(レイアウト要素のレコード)

((

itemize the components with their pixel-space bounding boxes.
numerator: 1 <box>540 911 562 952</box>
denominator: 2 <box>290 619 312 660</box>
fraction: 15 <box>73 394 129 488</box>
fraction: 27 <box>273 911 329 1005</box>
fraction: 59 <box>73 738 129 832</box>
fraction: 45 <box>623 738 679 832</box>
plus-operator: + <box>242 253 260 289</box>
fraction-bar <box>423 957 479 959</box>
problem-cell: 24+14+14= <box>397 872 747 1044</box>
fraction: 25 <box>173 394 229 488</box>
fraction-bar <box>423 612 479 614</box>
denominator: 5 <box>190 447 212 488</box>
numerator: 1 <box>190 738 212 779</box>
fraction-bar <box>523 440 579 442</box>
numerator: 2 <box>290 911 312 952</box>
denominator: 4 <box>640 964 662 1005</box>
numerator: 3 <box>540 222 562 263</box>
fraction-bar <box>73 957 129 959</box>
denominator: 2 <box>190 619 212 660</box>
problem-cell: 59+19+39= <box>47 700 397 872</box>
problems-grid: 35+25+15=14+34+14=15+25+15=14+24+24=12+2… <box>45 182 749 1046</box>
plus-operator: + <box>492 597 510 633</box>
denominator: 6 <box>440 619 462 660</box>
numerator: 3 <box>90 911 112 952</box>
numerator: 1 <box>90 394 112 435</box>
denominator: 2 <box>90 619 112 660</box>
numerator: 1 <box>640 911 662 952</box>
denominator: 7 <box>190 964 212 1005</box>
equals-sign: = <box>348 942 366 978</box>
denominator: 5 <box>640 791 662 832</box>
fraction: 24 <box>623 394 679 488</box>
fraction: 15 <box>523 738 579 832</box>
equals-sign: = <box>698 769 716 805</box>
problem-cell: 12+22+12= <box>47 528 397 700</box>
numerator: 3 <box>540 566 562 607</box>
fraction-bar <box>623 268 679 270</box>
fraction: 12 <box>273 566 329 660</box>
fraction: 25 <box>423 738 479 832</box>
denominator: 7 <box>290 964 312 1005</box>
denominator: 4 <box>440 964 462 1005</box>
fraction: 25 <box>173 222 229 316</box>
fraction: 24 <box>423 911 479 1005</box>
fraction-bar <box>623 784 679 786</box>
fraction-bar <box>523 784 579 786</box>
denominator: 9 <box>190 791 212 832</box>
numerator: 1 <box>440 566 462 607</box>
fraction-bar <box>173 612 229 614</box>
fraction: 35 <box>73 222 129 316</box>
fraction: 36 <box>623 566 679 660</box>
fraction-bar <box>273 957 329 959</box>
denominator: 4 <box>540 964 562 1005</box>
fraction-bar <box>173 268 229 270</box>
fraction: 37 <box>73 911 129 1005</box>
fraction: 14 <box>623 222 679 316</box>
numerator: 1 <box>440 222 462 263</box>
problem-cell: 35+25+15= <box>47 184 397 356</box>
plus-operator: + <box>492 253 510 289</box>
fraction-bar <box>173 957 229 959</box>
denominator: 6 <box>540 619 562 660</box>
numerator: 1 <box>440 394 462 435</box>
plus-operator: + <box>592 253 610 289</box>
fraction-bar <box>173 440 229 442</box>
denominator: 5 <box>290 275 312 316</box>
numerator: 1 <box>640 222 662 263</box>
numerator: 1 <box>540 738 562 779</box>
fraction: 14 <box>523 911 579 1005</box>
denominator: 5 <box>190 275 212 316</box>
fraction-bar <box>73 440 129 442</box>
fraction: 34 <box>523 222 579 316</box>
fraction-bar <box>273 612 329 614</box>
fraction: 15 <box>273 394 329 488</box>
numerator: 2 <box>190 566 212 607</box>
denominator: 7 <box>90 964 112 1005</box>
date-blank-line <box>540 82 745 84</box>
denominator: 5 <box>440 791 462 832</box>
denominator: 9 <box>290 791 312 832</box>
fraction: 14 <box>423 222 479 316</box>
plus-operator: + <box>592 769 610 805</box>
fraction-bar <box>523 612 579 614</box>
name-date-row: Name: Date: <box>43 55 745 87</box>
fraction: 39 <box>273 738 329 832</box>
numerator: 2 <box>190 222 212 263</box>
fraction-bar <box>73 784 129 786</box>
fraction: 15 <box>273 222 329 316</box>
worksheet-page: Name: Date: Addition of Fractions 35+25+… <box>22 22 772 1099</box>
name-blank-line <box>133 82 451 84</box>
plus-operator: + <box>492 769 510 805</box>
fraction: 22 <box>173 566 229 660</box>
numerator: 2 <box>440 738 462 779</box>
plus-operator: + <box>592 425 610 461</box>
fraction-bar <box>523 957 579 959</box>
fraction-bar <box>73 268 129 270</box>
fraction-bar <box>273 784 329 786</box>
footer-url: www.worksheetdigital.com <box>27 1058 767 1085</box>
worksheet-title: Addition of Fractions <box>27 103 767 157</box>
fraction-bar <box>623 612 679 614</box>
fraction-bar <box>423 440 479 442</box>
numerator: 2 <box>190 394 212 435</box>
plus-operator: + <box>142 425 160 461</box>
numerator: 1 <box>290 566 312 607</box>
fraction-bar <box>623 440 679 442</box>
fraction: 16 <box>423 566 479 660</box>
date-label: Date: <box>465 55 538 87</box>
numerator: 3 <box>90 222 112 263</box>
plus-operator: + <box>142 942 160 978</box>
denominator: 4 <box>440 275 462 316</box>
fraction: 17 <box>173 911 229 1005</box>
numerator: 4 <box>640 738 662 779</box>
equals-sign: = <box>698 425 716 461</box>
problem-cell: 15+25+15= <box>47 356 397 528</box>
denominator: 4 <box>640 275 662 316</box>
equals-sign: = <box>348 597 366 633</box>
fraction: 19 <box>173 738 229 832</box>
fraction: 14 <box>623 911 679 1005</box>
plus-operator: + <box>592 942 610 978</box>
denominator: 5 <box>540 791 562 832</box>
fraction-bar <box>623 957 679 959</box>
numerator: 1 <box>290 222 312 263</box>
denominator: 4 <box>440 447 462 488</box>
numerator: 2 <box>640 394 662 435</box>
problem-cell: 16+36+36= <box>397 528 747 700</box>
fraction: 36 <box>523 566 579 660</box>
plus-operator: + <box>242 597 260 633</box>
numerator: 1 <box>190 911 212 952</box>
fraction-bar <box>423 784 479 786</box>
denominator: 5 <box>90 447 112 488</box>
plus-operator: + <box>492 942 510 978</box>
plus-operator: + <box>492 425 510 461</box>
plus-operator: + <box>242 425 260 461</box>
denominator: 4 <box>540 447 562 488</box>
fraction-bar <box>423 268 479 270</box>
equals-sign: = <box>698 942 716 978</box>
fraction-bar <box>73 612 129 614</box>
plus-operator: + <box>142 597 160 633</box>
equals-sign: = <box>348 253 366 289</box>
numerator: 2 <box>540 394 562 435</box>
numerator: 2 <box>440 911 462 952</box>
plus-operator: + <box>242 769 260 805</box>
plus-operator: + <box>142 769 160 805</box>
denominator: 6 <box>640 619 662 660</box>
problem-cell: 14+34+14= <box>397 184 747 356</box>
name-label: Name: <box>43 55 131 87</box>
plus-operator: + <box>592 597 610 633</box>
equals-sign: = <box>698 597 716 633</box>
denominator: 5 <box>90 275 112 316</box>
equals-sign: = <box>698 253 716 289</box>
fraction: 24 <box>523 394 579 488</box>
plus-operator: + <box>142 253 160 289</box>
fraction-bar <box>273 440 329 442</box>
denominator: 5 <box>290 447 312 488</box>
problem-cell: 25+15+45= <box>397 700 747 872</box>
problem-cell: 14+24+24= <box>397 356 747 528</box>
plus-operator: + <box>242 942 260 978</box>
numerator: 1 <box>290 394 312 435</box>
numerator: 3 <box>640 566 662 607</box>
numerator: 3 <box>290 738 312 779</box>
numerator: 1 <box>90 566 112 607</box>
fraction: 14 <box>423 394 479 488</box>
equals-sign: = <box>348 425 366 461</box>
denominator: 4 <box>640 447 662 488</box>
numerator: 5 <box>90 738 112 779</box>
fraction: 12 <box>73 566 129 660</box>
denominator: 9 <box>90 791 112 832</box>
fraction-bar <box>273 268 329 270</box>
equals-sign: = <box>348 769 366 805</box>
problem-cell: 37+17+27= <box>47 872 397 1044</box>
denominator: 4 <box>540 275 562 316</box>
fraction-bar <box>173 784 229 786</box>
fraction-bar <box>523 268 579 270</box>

))

__取り組む課題__: レコードの先頭から「problem-cell: 59+19+39= <box>47」を含む行まで、その行も含めて一字一句変えずに書き写してください。

__この課題の解答__:
itemize the components with their pixel-space bounding boxes.
numerator: 1 <box>540 911 562 952</box>
denominator: 2 <box>290 619 312 660</box>
fraction: 15 <box>73 394 129 488</box>
fraction: 27 <box>273 911 329 1005</box>
fraction: 59 <box>73 738 129 832</box>
fraction: 45 <box>623 738 679 832</box>
plus-operator: + <box>242 253 260 289</box>
fraction-bar <box>423 957 479 959</box>
problem-cell: 24+14+14= <box>397 872 747 1044</box>
fraction: 25 <box>173 394 229 488</box>
fraction-bar <box>423 612 479 614</box>
denominator: 5 <box>190 447 212 488</box>
numerator: 1 <box>190 738 212 779</box>
fraction-bar <box>523 440 579 442</box>
numerator: 2 <box>290 911 312 952</box>
denominator: 4 <box>640 964 662 1005</box>
numerator: 3 <box>540 222 562 263</box>
fraction-bar <box>73 957 129 959</box>
denominator: 2 <box>190 619 212 660</box>
problem-cell: 59+19+39= <box>47 700 397 872</box>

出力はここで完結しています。